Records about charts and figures
☆ ☆ ☆ ☆

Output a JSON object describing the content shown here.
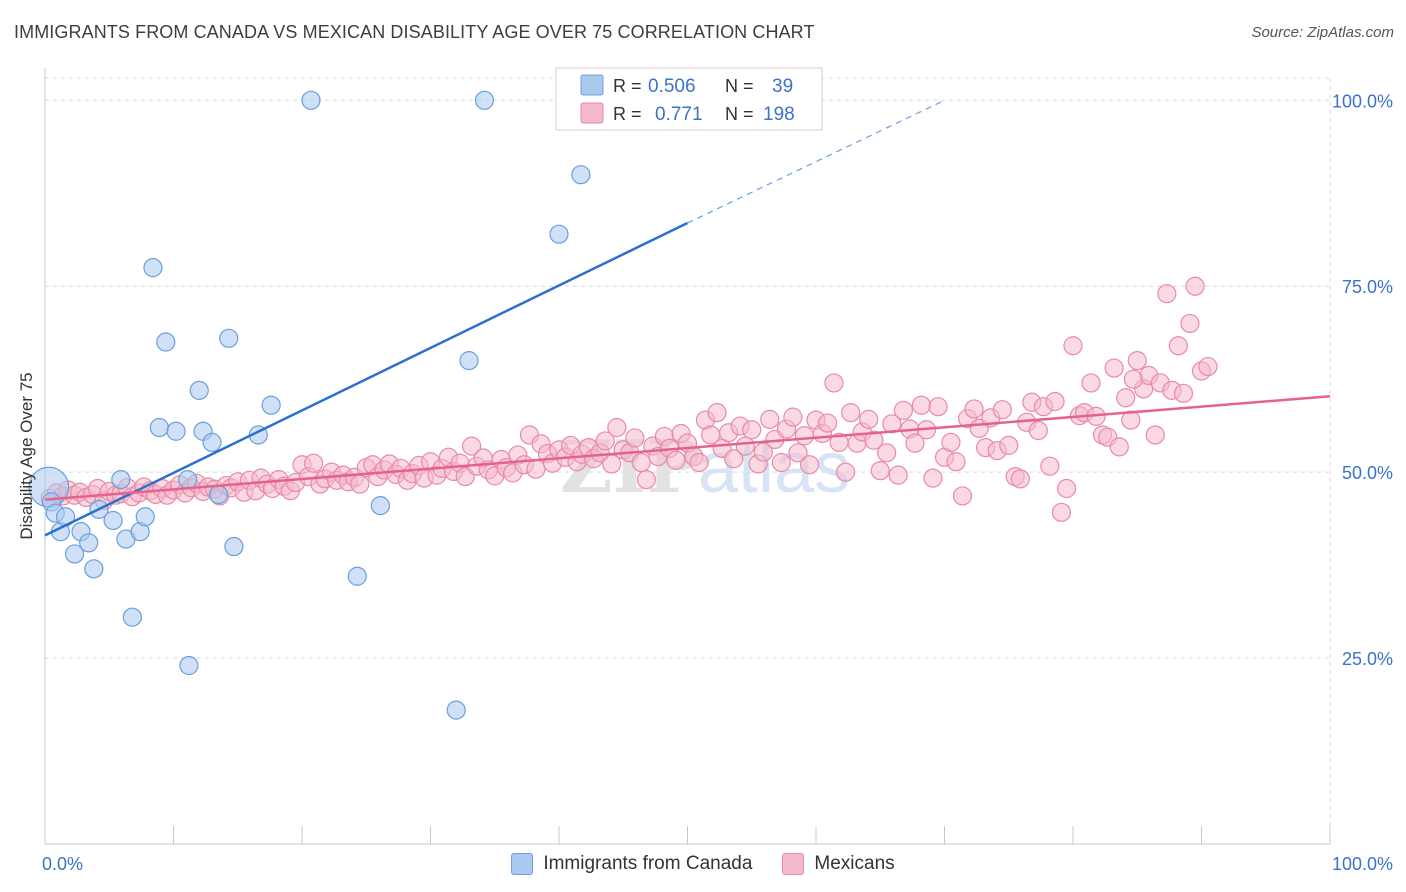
{
  "header": {
    "title": "IMMIGRANTS FROM CANADA VS MEXICAN DISABILITY AGE OVER 75 CORRELATION CHART",
    "source": "Source: ZipAtlas.com"
  },
  "watermark": {
    "zip": "ZIP",
    "atlas": "atlas"
  },
  "colors": {
    "blue_fill": "#a9c9f0",
    "blue_stroke": "#6a9fdc",
    "blue_line": "#2b6fcf",
    "pink_fill": "#f5b9cc",
    "pink_stroke": "#e88aa8",
    "pink_line": "#e4638e",
    "accent_text": "#3b73c9",
    "grid": "#d9d9d9"
  },
  "legend": {
    "r_label": "R =",
    "n_label": "N =",
    "entries": [
      {
        "r": "0.506",
        "n": "39"
      },
      {
        "r": "0.771",
        "n": "198"
      }
    ]
  },
  "chart_data": {
    "type": "scatter",
    "title": "IMMIGRANTS FROM CANADA VS MEXICAN DISABILITY AGE OVER 75 CORRELATION CHART",
    "ylabel": "Disability Age Over 75",
    "xlabel": "",
    "xlim": [
      0,
      100
    ],
    "ylim": [
      0,
      103
    ],
    "x_tick_labels": [
      "0.0%",
      "100.0%"
    ],
    "y_tick_labels": [
      {
        "value": 25,
        "label": "25.0%"
      },
      {
        "value": 50,
        "label": "50.0%"
      },
      {
        "value": 75,
        "label": "75.0%"
      },
      {
        "value": 100,
        "label": "100.0%"
      }
    ],
    "grid": true,
    "legend_position": "top-center",
    "series": [
      {
        "name": "Immigrants from Canada",
        "r": 0.506,
        "n": 39,
        "trend": {
          "x0": 0,
          "y0": 41.5,
          "x1": 50,
          "y1": 83.5,
          "dash_to_x": 70,
          "dash_to_y": 100
        },
        "points": [
          [
            0.3,
            48,
            2.2
          ],
          [
            0.5,
            46,
            1
          ],
          [
            0.8,
            44.5,
            1
          ],
          [
            1.2,
            42,
            1
          ],
          [
            1.6,
            44,
            1
          ],
          [
            2.3,
            39,
            1
          ],
          [
            2.8,
            42,
            1
          ],
          [
            3.4,
            40.5,
            1
          ],
          [
            3.8,
            37,
            1
          ],
          [
            4.2,
            45,
            1
          ],
          [
            5.3,
            43.5,
            1
          ],
          [
            5.9,
            49,
            1
          ],
          [
            6.3,
            41,
            1
          ],
          [
            6.8,
            30.5,
            1
          ],
          [
            7.4,
            42,
            1
          ],
          [
            7.8,
            44,
            1
          ],
          [
            8.4,
            77.5,
            1
          ],
          [
            8.9,
            56,
            1
          ],
          [
            9.4,
            67.5,
            1
          ],
          [
            10.2,
            55.5,
            1
          ],
          [
            11.1,
            49,
            1
          ],
          [
            11.2,
            24,
            1
          ],
          [
            12.0,
            61,
            1
          ],
          [
            12.3,
            55.5,
            1
          ],
          [
            13.0,
            54,
            1
          ],
          [
            13.5,
            47,
            1
          ],
          [
            14.3,
            68,
            1
          ],
          [
            14.7,
            40,
            1
          ],
          [
            16.6,
            55,
            1
          ],
          [
            17.6,
            59,
            1
          ],
          [
            20.7,
            100,
            1
          ],
          [
            24.3,
            36,
            1
          ],
          [
            26.1,
            45.5,
            1
          ],
          [
            32.0,
            18,
            1
          ],
          [
            33.0,
            65,
            1
          ],
          [
            34.2,
            100,
            1
          ],
          [
            40.0,
            82,
            1
          ],
          [
            41.7,
            90,
            1
          ]
        ]
      },
      {
        "name": "Mexicans",
        "r": 0.771,
        "n": 198,
        "trend": {
          "x0": 0,
          "y0": 46.3,
          "x1": 100,
          "y1": 60.2
        },
        "points": [
          [
            0.4,
            46.5
          ],
          [
            0.9,
            47.2
          ],
          [
            1.4,
            46.8
          ],
          [
            1.8,
            47.6
          ],
          [
            2.3,
            46.9
          ],
          [
            2.7,
            47.3
          ],
          [
            3.2,
            46.6
          ],
          [
            3.7,
            47.0
          ],
          [
            4.1,
            47.8
          ],
          [
            4.6,
            46.2
          ],
          [
            5.0,
            47.4
          ],
          [
            5.5,
            46.9
          ],
          [
            5.9,
            47.1
          ],
          [
            6.4,
            47.9
          ],
          [
            6.8,
            46.7
          ],
          [
            7.3,
            47.2
          ],
          [
            7.7,
            48.0
          ],
          [
            8.2,
            47.5
          ],
          [
            8.6,
            47.0
          ],
          [
            9.1,
            47.8
          ],
          [
            9.5,
            46.9
          ],
          [
            10.0,
            47.6
          ],
          [
            10.5,
            48.3
          ],
          [
            10.9,
            47.2
          ],
          [
            11.4,
            47.9
          ],
          [
            11.8,
            48.5
          ],
          [
            12.3,
            47.4
          ],
          [
            12.7,
            48.0
          ],
          [
            13.2,
            47.7
          ],
          [
            13.6,
            46.8
          ],
          [
            14.1,
            48.2
          ],
          [
            14.5,
            47.9
          ],
          [
            15.0,
            48.7
          ],
          [
            15.5,
            47.3
          ],
          [
            15.9,
            48.9
          ],
          [
            16.4,
            47.5
          ],
          [
            16.8,
            49.2
          ],
          [
            17.3,
            48.4
          ],
          [
            17.7,
            47.8
          ],
          [
            18.2,
            49.0
          ],
          [
            18.6,
            48.1
          ],
          [
            19.1,
            47.5
          ],
          [
            19.5,
            48.6
          ],
          [
            20.0,
            51.0
          ],
          [
            20.5,
            49.4
          ],
          [
            20.9,
            51.2
          ],
          [
            21.4,
            48.4
          ],
          [
            21.8,
            49.1
          ],
          [
            22.3,
            50.0
          ],
          [
            22.7,
            48.9
          ],
          [
            23.2,
            49.6
          ],
          [
            23.6,
            48.7
          ],
          [
            24.1,
            49.3
          ],
          [
            24.5,
            48.4
          ],
          [
            25.0,
            50.6
          ],
          [
            25.5,
            51.0
          ],
          [
            25.9,
            49.4
          ],
          [
            26.4,
            50.3
          ],
          [
            26.8,
            51.1
          ],
          [
            27.3,
            49.7
          ],
          [
            27.7,
            50.5
          ],
          [
            28.2,
            48.9
          ],
          [
            28.6,
            49.8
          ],
          [
            29.1,
            50.9
          ],
          [
            29.5,
            49.2
          ],
          [
            30.0,
            51.4
          ],
          [
            30.5,
            49.6
          ],
          [
            30.9,
            50.5
          ],
          [
            31.4,
            52.0
          ],
          [
            31.8,
            50.1
          ],
          [
            32.3,
            51.2
          ],
          [
            32.7,
            49.4
          ],
          [
            33.2,
            53.5
          ],
          [
            33.6,
            50.8
          ],
          [
            34.1,
            51.9
          ],
          [
            34.5,
            50.3
          ],
          [
            35.0,
            49.5
          ],
          [
            35.5,
            51.7
          ],
          [
            35.9,
            50.6
          ],
          [
            36.4,
            49.9
          ],
          [
            36.8,
            52.3
          ],
          [
            37.3,
            51.0
          ],
          [
            37.7,
            55.0
          ],
          [
            38.2,
            50.4
          ],
          [
            38.6,
            53.8
          ],
          [
            39.1,
            52.5
          ],
          [
            39.5,
            51.2
          ],
          [
            40.0,
            53.0
          ],
          [
            40.5,
            52.0
          ],
          [
            40.9,
            53.6
          ],
          [
            41.4,
            51.4
          ],
          [
            41.8,
            52.4
          ],
          [
            42.3,
            53.3
          ],
          [
            42.7,
            51.8
          ],
          [
            43.2,
            52.6
          ],
          [
            43.6,
            54.2
          ],
          [
            44.1,
            51.1
          ],
          [
            44.5,
            56.0
          ],
          [
            45.0,
            53.0
          ],
          [
            45.5,
            52.6
          ],
          [
            45.9,
            54.6
          ],
          [
            46.4,
            51.3
          ],
          [
            46.8,
            49.0
          ],
          [
            47.3,
            53.5
          ],
          [
            47.7,
            52.1
          ],
          [
            48.2,
            54.8
          ],
          [
            48.6,
            53.2
          ],
          [
            49.1,
            51.6
          ],
          [
            49.5,
            55.2
          ],
          [
            50.0,
            53.9
          ],
          [
            50.5,
            52.1
          ],
          [
            50.9,
            51.3
          ],
          [
            51.4,
            57.0
          ],
          [
            51.8,
            55.0
          ],
          [
            52.3,
            58.0
          ],
          [
            52.7,
            53.2
          ],
          [
            53.2,
            55.3
          ],
          [
            53.6,
            51.8
          ],
          [
            54.1,
            56.2
          ],
          [
            54.5,
            53.5
          ],
          [
            55.0,
            55.7
          ],
          [
            55.5,
            51.1
          ],
          [
            55.9,
            52.7
          ],
          [
            56.4,
            57.1
          ],
          [
            56.8,
            54.4
          ],
          [
            57.3,
            51.3
          ],
          [
            57.7,
            55.8
          ],
          [
            58.2,
            57.4
          ],
          [
            58.6,
            52.6
          ],
          [
            59.1,
            54.9
          ],
          [
            59.5,
            51.0
          ],
          [
            60.0,
            57.0
          ],
          [
            60.5,
            55.2
          ],
          [
            60.9,
            56.6
          ],
          [
            61.4,
            62.0
          ],
          [
            61.8,
            54.0
          ],
          [
            62.3,
            50.0
          ],
          [
            62.7,
            58.0
          ],
          [
            63.2,
            53.9
          ],
          [
            63.6,
            55.4
          ],
          [
            64.1,
            57.1
          ],
          [
            64.5,
            54.3
          ],
          [
            65.0,
            50.2
          ],
          [
            65.5,
            52.6
          ],
          [
            65.9,
            56.5
          ],
          [
            66.4,
            49.6
          ],
          [
            66.8,
            58.3
          ],
          [
            67.3,
            55.8
          ],
          [
            67.7,
            53.9
          ],
          [
            68.2,
            59.0
          ],
          [
            68.6,
            55.7
          ],
          [
            69.1,
            49.2
          ],
          [
            69.5,
            58.8
          ],
          [
            70.0,
            52.0
          ],
          [
            70.5,
            54.0
          ],
          [
            70.9,
            51.4
          ],
          [
            71.4,
            46.8
          ],
          [
            71.8,
            57.2
          ],
          [
            72.3,
            58.5
          ],
          [
            72.7,
            55.9
          ],
          [
            73.2,
            53.3
          ],
          [
            73.6,
            57.3
          ],
          [
            74.1,
            52.9
          ],
          [
            74.5,
            58.4
          ],
          [
            75.0,
            53.6
          ],
          [
            75.5,
            49.4
          ],
          [
            75.9,
            49.1
          ],
          [
            76.4,
            56.7
          ],
          [
            76.8,
            59.4
          ],
          [
            77.3,
            55.6
          ],
          [
            77.7,
            58.8
          ],
          [
            78.2,
            50.8
          ],
          [
            78.6,
            59.5
          ],
          [
            79.1,
            44.6
          ],
          [
            79.5,
            47.8
          ],
          [
            80.0,
            67.0
          ],
          [
            80.5,
            57.6
          ],
          [
            80.9,
            58.0
          ],
          [
            81.4,
            62.0
          ],
          [
            81.8,
            57.5
          ],
          [
            82.3,
            55.0
          ],
          [
            82.7,
            54.7
          ],
          [
            83.2,
            64.0
          ],
          [
            83.6,
            53.4
          ],
          [
            84.1,
            60.0
          ],
          [
            84.5,
            57.0
          ],
          [
            85.0,
            65.0
          ],
          [
            85.5,
            61.2
          ],
          [
            85.9,
            63.0
          ],
          [
            86.4,
            55.0
          ],
          [
            86.8,
            62.0
          ],
          [
            87.3,
            74.0
          ],
          [
            87.7,
            61.0
          ],
          [
            88.2,
            67.0
          ],
          [
            88.6,
            60.6
          ],
          [
            89.1,
            70.0
          ],
          [
            89.5,
            75.0
          ],
          [
            90.0,
            63.6
          ],
          [
            90.5,
            64.2
          ],
          [
            84.7,
            62.5
          ]
        ]
      }
    ]
  }
}
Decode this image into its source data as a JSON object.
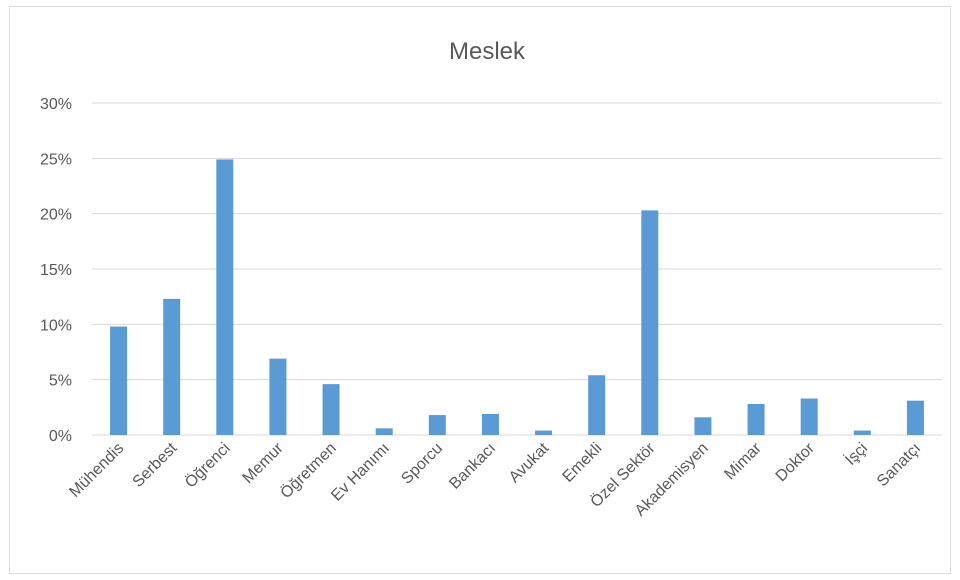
{
  "chart_data": {
    "type": "bar",
    "title": "Meslek",
    "xlabel": "",
    "ylabel": "",
    "categories": [
      "Mühendis",
      "Serbest",
      "Öğrenci",
      "Memur",
      "Öğretmen",
      "Ev Hanımı",
      "Sporcu",
      "Bankacı",
      "Avukat",
      "Emekli",
      "Özel Sektör",
      "Akademisyen",
      "Mimar",
      "Doktor",
      "İşçi",
      "Sanatçı"
    ],
    "values": [
      9.8,
      12.3,
      24.9,
      6.9,
      4.6,
      0.6,
      1.8,
      1.9,
      0.4,
      5.4,
      20.3,
      1.6,
      2.8,
      3.3,
      0.4,
      3.1
    ],
    "value_format": "percent",
    "ylim": [
      0,
      30
    ],
    "yticks": [
      0,
      5,
      10,
      15,
      20,
      25,
      30
    ],
    "ytick_labels": [
      "0%",
      "5%",
      "10%",
      "15%",
      "20%",
      "25%",
      "30%"
    ],
    "grid": true,
    "legend": "none",
    "colors": {
      "bar": "#5b9bd5",
      "grid": "#d9d9d9",
      "text": "#595959"
    }
  }
}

☆ ☆ ☆ ☆

GIVEN PROBLEM
Copy out each line in the listing that has the word "name".

FULL RESPONSE
        "name": "Immigrants from Canada",
        "name": "Mexicans",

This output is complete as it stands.